======== DATA LINES

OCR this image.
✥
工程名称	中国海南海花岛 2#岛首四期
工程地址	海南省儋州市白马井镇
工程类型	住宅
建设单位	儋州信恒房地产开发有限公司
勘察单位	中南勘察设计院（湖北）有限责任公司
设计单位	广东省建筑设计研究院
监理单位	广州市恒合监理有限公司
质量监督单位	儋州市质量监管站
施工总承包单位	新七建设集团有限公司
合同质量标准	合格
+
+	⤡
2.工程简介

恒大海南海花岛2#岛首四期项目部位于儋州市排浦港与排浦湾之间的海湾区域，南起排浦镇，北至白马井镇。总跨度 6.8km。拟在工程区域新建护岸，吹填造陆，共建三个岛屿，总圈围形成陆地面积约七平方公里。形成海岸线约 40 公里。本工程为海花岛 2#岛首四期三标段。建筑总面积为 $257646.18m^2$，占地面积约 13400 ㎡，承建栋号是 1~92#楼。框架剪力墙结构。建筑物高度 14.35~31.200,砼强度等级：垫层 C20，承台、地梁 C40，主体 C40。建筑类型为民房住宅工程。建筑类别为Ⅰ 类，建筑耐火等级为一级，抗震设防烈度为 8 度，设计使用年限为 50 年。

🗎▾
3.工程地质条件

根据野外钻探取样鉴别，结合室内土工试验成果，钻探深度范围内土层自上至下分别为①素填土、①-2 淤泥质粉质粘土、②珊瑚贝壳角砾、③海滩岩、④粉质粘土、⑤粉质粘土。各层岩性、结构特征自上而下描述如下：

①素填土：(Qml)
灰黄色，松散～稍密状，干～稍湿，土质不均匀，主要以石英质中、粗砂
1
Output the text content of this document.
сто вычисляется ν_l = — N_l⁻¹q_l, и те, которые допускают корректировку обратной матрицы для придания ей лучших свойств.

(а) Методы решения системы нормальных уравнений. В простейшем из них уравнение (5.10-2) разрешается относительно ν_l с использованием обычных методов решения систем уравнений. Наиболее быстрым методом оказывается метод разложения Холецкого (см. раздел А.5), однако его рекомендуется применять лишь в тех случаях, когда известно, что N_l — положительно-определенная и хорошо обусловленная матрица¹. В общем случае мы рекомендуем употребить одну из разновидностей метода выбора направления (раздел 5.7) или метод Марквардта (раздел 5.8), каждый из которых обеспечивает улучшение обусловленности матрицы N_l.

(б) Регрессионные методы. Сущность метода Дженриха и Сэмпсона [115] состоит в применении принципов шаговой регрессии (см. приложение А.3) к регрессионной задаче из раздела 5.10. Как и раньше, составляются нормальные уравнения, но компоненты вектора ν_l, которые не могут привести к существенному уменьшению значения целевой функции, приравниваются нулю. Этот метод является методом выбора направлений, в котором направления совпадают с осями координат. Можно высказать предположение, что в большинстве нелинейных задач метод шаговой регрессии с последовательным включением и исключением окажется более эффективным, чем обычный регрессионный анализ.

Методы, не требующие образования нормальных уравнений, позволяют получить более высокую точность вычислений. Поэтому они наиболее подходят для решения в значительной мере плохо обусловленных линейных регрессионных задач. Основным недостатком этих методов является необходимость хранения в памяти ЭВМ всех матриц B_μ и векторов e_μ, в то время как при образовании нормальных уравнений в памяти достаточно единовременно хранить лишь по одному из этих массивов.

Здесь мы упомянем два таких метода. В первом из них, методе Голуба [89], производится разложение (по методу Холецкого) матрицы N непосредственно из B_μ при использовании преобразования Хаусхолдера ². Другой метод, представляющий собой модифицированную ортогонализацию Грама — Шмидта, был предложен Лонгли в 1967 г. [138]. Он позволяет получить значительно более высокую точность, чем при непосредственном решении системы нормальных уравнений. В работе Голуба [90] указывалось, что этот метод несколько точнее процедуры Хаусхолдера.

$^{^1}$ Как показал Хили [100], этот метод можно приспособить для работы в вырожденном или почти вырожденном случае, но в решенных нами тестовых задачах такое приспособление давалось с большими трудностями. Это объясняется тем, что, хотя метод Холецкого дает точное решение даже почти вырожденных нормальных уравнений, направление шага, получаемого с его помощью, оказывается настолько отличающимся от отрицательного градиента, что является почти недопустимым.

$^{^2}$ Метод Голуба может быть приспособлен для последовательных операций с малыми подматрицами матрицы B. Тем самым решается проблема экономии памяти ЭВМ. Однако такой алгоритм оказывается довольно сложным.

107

================

**TASK GOAL**: Set all of the entries down again, exactly as they were given.

**WRITTEN ANSWER**:
OCR this image.
✥
工程名称	中国海南海花岛 2#岛首四期
工程地址	海南省儋州市白马井镇
工程类型	住宅
建设单位	儋州信恒房地产开发有限公司
勘察单位	中南勘察设计院（湖北）有限责任公司
设计单位	广东省建筑设计研究院
监理单位	广州市恒合监理有限公司
质量监督单位	儋州市质量监管站
施工总承包单位	新七建设集团有限公司
合同质量标准	合格
+
+	⤡
2.工程简介

恒大海南海花岛2#岛首四期项目部位于儋州市排浦港与排浦湾之间的海湾区域，南起排浦镇，北至白马井镇。总跨度 6.8km。拟在工程区域新建护岸，吹填造陆，共建三个岛屿，总圈围形成陆地面积约七平方公里。形成海岸线约 40 公里。本工程为海花岛 2#岛首四期三标段。建筑总面积为 $257646.18m^2$，占地面积约 13400 ㎡，承建栋号是 1~92#楼。框架剪力墙结构。建筑物高度 14.35~31.200,砼强度等级：垫层 C20，承台、地梁 C40，主体 C40。建筑类型为民房住宅工程。建筑类别为Ⅰ 类，建筑耐火等级为一级，抗震设防烈度为 8 度，设计使用年限为 50 年。

🗎▾
3.工程地质条件

根据野外钻探取样鉴别，结合室内土工试验成果，钻探深度范围内土层自上至下分别为①素填土、①-2 淤泥质粉质粘土、②珊瑚贝壳角砾、③海滩岩、④粉质粘土、⑤粉质粘土。各层岩性、结构特征自上而下描述如下：

①素填土：(Qml)
灰黄色，松散～稍密状，干～稍湿，土质不均匀，主要以石英质中、粗砂
1
Output the text content of this document.
сто вычисляется ν_l = — N_l⁻¹q_l, и те, которые допускают корректировку обратной матрицы для придания ей лучших свойств.

(а) Методы решения системы нормальных уравнений. В простейшем из них уравнение (5.10-2) разрешается относительно ν_l с использованием обычных методов решения систем уравнений. Наиболее быстрым методом оказывается метод разложения Холецкого (см. раздел А.5), однако его рекомендуется применять лишь в тех случаях, когда известно, что N_l — положительно-определенная и хорошо обусловленная матрица¹. В общем случае мы рекомендуем употребить одну из разновидностей метода выбора направления (раздел 5.7) или метод Марквардта (раздел 5.8), каждый из которых обеспечивает улучшение обусловленности матрицы N_l.

(б) Регрессионные методы. Сущность метода Дженриха и Сэмпсона [115] состоит в применении принципов шаговой регрессии (см. приложение А.3) к регрессионной задаче из раздела 5.10. Как и раньше, составляются нормальные уравнения, но компоненты вектора ν_l, которые не могут привести к существенному уменьшению значения целевой функции, приравниваются нулю. Этот метод является методом выбора направлений, в котором направления совпадают с осями координат. Можно высказать предположение, что в большинстве нелинейных задач метод шаговой регрессии с последовательным включением и исключением окажется более эффективным, чем обычный регрессионный анализ.

Методы, не требующие образования нормальных уравнений, позволяют получить более высокую точность вычислений. Поэтому они наиболее подходят для решения в значительной мере плохо обусловленных линейных регрессионных задач. Основным недостатком этих методов является необходимость хранения в памяти ЭВМ всех матриц B_μ и векторов e_μ, в то время как при образовании нормальных уравнений в памяти достаточно единовременно хранить лишь по одному из этих массивов.

Здесь мы упомянем два таких метода. В первом из них, методе Голуба [89], производится разложение (по методу Холецкого) матрицы N непосредственно из B_μ при использовании преобразования Хаусхолдера ². Другой метод, представляющий собой модифицированную ортогонализацию Грама — Шмидта, был предложен Лонгли в 1967 г. [138]. Он позволяет получить значительно более высокую точность, чем при непосредственном решении системы нормальных уравнений. В работе Голуба [90] указывалось, что этот метод несколько точнее процедуры Хаусхолдера.

$^{^1}$ Как показал Хили [100], этот метод можно приспособить для работы в вырожденном или почти вырожденном случае, но в решенных нами тестовых задачах такое приспособление давалось с большими трудностями. Это объясняется тем, что, хотя метод Холецкого дает точное решение даже почти вырожденных нормальных уравнений, направление шага, получаемого с его помощью, оказывается настолько отличающимся от отрицательного градиента, что является почти недопустимым.

$^{^2}$ Метод Голуба может быть приспособлен для последовательных операций с малыми подматрицами матрицы B. Тем самым решается проблема экономии памяти ЭВМ. Однако такой алгоритм оказывается довольно сложным.

107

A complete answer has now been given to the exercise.